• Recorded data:
— begin —
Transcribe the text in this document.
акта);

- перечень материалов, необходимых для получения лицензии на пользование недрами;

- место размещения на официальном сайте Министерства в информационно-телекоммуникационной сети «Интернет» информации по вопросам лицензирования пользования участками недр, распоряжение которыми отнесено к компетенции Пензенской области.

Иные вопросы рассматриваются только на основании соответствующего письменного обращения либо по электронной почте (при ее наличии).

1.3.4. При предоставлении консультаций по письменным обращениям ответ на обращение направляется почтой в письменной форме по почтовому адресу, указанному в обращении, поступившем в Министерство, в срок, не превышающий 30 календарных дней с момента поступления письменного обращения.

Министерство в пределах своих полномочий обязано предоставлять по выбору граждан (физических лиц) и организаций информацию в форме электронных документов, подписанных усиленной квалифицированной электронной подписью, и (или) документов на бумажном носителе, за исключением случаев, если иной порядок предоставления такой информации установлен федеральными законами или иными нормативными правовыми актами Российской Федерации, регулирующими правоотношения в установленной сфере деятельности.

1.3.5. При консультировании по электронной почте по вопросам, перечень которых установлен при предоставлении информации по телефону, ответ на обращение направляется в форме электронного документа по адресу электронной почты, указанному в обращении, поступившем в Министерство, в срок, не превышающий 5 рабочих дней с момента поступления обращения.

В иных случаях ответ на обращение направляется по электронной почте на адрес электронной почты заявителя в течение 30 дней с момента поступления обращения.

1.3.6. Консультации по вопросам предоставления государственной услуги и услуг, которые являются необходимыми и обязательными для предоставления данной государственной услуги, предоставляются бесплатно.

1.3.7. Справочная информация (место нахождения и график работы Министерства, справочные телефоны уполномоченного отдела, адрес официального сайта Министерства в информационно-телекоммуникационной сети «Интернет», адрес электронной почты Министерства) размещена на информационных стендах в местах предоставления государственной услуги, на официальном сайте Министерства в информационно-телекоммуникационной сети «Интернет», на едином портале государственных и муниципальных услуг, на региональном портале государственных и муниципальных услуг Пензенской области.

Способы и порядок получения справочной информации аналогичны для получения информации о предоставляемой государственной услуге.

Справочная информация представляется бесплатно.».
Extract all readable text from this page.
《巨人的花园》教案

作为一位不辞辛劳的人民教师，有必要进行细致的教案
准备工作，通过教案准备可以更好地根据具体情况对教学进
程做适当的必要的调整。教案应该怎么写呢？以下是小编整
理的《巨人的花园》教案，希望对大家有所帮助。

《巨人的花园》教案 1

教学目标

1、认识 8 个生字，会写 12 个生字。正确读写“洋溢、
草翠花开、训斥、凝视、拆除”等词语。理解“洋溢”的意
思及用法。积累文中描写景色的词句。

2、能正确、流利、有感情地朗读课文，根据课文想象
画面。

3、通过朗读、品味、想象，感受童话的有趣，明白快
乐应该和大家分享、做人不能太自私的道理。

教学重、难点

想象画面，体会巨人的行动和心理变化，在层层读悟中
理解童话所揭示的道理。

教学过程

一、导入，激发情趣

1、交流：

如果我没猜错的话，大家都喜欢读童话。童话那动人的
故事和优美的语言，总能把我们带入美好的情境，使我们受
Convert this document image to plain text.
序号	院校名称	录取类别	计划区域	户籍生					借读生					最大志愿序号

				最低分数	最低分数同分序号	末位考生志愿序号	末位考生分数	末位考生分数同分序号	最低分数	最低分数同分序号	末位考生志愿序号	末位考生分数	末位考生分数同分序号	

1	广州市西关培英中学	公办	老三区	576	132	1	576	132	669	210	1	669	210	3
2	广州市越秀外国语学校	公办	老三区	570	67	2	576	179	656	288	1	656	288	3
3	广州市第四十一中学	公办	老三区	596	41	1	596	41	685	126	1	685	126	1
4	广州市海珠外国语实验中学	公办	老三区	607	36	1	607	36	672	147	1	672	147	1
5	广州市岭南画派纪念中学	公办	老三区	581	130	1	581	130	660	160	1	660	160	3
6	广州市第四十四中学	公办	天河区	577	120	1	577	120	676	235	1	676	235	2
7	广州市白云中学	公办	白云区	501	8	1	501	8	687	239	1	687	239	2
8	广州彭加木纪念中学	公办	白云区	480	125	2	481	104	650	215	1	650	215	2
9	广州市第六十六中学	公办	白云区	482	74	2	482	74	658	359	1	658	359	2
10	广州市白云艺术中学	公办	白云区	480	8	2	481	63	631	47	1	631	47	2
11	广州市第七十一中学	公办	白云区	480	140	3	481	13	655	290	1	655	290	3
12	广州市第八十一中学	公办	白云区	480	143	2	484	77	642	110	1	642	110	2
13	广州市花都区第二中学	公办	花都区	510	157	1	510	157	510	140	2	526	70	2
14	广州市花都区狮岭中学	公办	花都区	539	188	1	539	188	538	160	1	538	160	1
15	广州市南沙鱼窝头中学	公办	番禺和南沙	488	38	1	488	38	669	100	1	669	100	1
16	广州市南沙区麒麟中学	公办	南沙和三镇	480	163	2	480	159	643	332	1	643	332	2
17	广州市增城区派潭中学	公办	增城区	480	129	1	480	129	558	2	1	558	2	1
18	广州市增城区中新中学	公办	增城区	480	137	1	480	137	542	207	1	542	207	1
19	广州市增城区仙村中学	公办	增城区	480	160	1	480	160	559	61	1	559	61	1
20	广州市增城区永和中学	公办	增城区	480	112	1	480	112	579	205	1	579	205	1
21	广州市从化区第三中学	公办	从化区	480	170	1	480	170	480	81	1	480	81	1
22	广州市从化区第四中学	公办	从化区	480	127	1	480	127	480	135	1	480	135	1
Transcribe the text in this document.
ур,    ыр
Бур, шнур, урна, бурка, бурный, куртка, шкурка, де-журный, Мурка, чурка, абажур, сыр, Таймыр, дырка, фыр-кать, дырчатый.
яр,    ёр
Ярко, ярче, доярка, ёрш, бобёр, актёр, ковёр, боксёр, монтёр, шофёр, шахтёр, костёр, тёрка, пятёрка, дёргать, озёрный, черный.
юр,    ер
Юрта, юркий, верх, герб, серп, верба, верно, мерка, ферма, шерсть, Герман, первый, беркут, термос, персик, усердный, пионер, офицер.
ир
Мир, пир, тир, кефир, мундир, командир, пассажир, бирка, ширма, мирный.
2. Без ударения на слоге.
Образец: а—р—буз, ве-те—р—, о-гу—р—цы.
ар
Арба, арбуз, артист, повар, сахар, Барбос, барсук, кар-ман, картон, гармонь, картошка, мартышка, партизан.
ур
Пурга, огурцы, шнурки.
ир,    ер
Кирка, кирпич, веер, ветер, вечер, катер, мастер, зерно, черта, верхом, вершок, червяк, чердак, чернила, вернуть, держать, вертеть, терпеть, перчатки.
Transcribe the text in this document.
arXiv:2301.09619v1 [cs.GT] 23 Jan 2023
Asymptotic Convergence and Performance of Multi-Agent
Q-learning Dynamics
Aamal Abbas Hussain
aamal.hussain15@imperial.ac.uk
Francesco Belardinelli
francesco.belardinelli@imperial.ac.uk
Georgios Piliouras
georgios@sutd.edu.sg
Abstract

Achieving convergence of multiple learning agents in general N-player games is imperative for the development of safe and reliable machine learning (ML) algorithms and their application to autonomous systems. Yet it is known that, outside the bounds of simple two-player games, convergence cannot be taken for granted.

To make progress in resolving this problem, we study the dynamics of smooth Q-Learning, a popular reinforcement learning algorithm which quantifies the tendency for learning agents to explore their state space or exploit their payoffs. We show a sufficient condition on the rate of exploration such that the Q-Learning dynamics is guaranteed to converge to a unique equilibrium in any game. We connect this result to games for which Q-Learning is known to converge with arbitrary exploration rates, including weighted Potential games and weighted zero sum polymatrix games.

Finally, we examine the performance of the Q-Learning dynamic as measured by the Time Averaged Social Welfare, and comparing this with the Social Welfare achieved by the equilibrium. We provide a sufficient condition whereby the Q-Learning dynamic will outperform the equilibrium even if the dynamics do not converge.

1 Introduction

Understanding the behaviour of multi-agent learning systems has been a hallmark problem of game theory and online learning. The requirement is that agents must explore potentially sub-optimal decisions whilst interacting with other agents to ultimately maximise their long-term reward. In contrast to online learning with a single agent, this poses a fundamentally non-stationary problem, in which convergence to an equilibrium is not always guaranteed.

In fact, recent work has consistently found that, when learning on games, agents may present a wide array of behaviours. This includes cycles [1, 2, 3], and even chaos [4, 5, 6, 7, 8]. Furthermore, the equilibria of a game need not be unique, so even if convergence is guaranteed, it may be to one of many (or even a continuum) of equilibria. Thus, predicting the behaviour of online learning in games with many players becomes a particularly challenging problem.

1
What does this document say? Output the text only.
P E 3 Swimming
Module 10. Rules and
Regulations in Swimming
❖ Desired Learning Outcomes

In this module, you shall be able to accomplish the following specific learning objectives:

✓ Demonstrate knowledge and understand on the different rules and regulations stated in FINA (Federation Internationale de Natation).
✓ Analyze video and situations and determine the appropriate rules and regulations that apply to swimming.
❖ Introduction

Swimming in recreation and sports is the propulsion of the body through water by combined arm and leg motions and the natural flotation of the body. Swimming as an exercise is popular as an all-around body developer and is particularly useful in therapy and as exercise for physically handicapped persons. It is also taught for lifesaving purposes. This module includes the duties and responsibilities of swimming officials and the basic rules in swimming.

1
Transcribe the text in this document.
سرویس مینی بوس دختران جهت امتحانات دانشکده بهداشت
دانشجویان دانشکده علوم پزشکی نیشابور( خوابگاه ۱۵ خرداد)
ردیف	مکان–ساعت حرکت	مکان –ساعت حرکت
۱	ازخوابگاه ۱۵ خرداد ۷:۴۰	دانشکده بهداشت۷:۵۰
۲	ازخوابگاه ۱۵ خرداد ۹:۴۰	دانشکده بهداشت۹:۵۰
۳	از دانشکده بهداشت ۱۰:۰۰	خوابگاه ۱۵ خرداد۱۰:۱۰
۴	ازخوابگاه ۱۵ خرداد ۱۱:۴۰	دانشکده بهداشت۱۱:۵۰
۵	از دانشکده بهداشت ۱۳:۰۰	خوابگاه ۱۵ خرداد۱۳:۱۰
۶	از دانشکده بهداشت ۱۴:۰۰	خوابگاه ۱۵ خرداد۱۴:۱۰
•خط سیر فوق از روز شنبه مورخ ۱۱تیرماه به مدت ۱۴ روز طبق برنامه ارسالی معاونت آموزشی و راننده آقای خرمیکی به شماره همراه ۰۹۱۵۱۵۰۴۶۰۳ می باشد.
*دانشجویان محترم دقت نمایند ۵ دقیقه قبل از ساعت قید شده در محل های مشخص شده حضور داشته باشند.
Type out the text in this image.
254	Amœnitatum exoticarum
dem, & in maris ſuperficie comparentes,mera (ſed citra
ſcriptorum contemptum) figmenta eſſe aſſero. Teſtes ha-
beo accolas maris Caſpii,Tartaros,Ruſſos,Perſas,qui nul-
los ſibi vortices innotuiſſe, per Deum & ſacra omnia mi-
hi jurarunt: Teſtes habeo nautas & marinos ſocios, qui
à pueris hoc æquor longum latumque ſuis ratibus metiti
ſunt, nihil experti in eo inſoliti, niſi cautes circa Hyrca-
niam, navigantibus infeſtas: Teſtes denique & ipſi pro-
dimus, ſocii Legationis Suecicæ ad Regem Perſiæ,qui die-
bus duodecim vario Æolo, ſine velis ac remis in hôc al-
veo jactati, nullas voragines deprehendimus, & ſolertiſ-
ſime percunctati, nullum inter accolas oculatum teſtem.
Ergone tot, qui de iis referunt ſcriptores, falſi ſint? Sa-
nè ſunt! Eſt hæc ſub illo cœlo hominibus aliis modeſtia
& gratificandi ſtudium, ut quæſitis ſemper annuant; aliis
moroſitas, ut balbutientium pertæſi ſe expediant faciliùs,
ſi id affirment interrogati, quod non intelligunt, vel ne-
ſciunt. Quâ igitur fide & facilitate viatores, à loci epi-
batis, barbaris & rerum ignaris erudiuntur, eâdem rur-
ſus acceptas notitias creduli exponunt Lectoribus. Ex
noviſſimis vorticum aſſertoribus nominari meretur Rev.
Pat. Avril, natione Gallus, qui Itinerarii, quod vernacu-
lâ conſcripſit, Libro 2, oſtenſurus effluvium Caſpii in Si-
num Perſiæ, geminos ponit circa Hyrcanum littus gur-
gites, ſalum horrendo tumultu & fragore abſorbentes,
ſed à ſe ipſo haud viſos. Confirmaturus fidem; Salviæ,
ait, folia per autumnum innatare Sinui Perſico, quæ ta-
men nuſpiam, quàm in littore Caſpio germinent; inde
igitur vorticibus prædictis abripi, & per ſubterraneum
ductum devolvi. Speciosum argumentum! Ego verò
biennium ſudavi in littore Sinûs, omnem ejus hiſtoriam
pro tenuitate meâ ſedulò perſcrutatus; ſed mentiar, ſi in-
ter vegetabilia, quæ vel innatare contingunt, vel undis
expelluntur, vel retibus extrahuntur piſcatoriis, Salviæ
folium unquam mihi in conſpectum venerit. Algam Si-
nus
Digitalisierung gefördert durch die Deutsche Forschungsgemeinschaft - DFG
— end —
• Directions for this task: Search the listing for the word "Справочная". Copy every line in which it occurs.

• Complete response:
1.3.7. Справочная информация (место нахождения и график работы Министерства, справочные телефоны уполномоченного отдела, адрес официального сайта Министерства в информационно-телекоммуникационной сети «Интернет», адрес электронной почты Министерства) размещена на информационных стендах в местах предоставления государственной услуги, на официальном сайте Министерства в информационно-телекоммуникационной сети «Интернет», на едином портале государственных и муниципальных услуг, на региональном портале государственных и муниципальных услуг Пензенской области.
Справочная информация представляется бесплатно.».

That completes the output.